== What you need to do ==
Return all lines from the listing below in which the string "title" occurs.

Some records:
>>>

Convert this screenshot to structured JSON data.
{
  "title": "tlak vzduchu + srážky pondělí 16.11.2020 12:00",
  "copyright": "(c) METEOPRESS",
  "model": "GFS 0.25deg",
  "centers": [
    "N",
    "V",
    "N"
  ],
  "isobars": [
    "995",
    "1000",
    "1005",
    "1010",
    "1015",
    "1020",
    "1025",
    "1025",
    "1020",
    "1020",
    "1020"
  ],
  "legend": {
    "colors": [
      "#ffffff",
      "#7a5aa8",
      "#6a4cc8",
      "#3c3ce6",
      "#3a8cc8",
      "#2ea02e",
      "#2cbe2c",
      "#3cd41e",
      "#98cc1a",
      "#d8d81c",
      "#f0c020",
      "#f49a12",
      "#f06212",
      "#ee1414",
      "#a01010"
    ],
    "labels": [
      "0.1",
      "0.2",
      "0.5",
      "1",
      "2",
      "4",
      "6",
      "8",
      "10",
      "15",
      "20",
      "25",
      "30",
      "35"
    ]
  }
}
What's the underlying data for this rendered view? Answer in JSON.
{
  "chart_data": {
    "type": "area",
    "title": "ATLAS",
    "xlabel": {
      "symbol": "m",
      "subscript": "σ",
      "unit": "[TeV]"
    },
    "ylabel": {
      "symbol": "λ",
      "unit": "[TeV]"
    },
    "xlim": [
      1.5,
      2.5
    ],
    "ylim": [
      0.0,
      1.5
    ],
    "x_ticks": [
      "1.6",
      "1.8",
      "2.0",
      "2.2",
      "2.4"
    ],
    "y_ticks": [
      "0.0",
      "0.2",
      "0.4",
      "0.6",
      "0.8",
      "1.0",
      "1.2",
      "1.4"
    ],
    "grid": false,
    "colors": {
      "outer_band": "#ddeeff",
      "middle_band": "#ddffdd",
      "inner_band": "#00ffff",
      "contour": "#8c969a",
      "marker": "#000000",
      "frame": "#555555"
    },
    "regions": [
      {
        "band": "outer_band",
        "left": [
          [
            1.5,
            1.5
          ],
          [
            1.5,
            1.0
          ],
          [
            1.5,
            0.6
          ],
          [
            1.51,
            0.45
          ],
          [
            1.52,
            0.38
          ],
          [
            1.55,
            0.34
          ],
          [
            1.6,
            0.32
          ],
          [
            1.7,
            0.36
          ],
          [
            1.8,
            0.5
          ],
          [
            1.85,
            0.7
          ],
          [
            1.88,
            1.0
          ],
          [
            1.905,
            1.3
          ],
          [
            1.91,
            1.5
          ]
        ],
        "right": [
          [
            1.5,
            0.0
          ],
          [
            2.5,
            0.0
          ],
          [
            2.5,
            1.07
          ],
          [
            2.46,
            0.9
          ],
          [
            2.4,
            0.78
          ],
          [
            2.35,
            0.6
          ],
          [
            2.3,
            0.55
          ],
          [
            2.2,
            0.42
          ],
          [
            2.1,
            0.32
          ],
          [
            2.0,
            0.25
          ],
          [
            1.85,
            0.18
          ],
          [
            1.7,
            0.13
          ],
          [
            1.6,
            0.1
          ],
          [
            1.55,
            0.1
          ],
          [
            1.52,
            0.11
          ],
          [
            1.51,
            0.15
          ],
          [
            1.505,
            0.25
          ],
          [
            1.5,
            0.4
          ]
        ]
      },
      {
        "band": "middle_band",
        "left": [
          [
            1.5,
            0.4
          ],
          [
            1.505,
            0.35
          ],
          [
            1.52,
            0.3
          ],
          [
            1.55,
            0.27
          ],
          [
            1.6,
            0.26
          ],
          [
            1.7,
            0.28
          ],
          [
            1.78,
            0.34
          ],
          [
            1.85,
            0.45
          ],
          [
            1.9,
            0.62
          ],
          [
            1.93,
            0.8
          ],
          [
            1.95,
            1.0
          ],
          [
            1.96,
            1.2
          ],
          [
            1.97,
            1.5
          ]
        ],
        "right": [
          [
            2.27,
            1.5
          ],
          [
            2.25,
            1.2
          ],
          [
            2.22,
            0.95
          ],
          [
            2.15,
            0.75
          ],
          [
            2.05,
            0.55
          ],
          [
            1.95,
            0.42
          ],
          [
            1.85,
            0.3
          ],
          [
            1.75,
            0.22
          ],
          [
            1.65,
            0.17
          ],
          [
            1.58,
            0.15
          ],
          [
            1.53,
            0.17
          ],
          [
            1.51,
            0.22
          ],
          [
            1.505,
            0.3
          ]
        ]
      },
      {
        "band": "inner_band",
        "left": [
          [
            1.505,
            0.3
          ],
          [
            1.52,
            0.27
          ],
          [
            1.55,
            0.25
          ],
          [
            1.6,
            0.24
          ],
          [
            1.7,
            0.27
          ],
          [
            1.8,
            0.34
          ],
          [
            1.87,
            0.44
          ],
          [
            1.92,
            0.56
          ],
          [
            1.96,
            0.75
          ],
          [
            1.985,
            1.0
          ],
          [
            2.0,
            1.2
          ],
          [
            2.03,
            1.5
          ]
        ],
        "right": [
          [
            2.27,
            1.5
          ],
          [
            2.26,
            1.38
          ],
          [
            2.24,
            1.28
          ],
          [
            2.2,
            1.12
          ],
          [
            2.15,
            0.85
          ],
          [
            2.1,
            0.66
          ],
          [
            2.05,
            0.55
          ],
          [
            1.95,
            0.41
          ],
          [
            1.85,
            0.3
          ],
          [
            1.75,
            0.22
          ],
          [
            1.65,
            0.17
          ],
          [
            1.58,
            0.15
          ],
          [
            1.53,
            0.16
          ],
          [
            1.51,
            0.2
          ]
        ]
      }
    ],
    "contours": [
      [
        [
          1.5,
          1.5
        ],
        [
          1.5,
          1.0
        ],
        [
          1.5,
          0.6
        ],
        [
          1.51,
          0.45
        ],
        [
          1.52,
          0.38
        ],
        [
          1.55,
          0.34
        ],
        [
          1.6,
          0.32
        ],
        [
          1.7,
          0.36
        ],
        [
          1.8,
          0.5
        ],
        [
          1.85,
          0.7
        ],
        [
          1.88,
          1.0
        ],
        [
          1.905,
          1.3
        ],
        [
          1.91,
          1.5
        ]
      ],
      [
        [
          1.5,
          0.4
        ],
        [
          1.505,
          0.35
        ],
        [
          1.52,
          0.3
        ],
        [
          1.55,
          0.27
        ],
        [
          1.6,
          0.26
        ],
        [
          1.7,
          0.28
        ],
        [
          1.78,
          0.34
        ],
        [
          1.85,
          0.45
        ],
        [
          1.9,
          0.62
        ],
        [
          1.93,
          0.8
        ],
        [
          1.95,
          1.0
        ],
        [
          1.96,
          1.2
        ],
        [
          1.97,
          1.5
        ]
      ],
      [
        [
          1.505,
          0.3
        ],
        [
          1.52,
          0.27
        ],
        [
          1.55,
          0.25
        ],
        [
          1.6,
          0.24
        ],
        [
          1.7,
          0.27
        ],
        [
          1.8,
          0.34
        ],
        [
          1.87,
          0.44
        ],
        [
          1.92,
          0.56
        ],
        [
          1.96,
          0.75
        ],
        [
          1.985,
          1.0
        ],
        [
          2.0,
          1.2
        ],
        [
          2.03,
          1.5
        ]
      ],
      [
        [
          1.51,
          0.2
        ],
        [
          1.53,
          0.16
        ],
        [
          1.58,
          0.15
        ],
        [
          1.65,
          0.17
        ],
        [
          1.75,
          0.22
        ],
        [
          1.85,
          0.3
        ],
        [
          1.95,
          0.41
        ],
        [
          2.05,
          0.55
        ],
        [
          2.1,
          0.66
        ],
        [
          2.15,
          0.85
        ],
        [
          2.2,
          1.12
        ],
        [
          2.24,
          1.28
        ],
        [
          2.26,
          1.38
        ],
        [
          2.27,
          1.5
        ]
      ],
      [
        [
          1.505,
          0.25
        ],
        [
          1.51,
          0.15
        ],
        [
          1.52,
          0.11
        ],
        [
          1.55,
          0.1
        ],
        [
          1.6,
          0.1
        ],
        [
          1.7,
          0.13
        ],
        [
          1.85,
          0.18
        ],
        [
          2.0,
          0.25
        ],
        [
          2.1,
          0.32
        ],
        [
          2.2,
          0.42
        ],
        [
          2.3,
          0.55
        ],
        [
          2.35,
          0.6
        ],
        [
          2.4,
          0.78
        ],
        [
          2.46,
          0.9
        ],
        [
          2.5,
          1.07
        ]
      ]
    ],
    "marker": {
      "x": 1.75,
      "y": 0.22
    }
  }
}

<<<

== Answer ==
  "title": "tlak vzduchu + srážky pondělí 16.11.2020 12:00",
    "title": "ATLAS",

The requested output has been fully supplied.